((

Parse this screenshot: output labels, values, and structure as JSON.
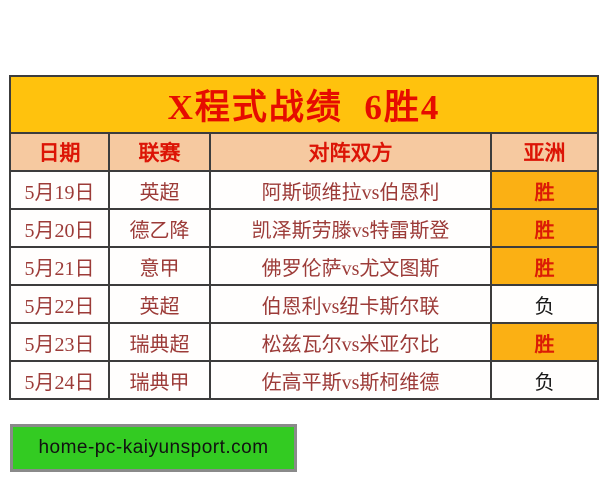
{
  "title": "X程式战绩  6胜4",
  "table": {
    "headers": [
      "日期",
      "联赛",
      "对阵双方",
      "亚洲"
    ],
    "rows": [
      {
        "date": "5月19日",
        "league": "英超",
        "match": "阿斯顿维拉vs伯恩利",
        "result": "胜",
        "win": true
      },
      {
        "date": "5月20日",
        "league": "德乙降",
        "match": "凯泽斯劳滕vs特雷斯登",
        "result": "胜",
        "win": true
      },
      {
        "date": "5月21日",
        "league": "意甲",
        "match": "佛罗伦萨vs尤文图斯",
        "result": "胜",
        "win": true
      },
      {
        "date": "5月22日",
        "league": "英超",
        "match": "伯恩利vs纽卡斯尔联",
        "result": "负",
        "win": false
      },
      {
        "date": "5月23日",
        "league": "瑞典超",
        "match": "松兹瓦尔vs米亚尔比",
        "result": "胜",
        "win": true
      },
      {
        "date": "5月24日",
        "league": "瑞典甲",
        "match": "佐高平斯vs斯柯维德",
        "result": "负",
        "win": false
      }
    ]
  },
  "footer": {
    "url": "home-pc-kaiyunsport.com"
  },
  "colors": {
    "title_bg": "#ffc20d",
    "title_text": "#e60c00",
    "header_bg": "#f6c9a0",
    "header_text": "#dc1405",
    "row_text": "#9c3b38",
    "win_bg": "#fbb014",
    "win_text": "#db1b06",
    "loss_text": "#1a1a1a",
    "grid_line": "#3c3c3c",
    "watermark_bg": "#33cb22",
    "watermark_border": "#8a8a8a"
  },
  "chart_data": {
    "type": "table",
    "title": "X程式战绩 6胜4",
    "columns": [
      "日期",
      "联赛",
      "对阵双方",
      "亚洲"
    ],
    "rows": [
      [
        "5月19日",
        "英超",
        "阿斯顿维拉vs伯恩利",
        "胜"
      ],
      [
        "5月20日",
        "德乙降",
        "凯泽斯劳滕vs特雷斯登",
        "胜"
      ],
      [
        "5月21日",
        "意甲",
        "佛罗伦萨vs尤文图斯",
        "胜"
      ],
      [
        "5月22日",
        "英超",
        "伯恩利vs纽卡斯尔联",
        "负"
      ],
      [
        "5月23日",
        "瑞典超",
        "松兹瓦尔vs米亚尔比",
        "胜"
      ],
      [
        "5月24日",
        "瑞典甲",
        "佐高平斯vs斯柯维德",
        "负"
      ]
    ],
    "legend": {
      "胜": "win (orange cell)",
      "负": "loss (white cell)"
    }
  }
}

))

- _Instruction_: Gather up every line from the listing above in which the word "league" occurs.

- _Output of the task_:
        "league": "英超",
        "league": "德乙降",
        "league": "意甲",
        "league": "英超",
        "league": "瑞典超",
        "league": "瑞典甲",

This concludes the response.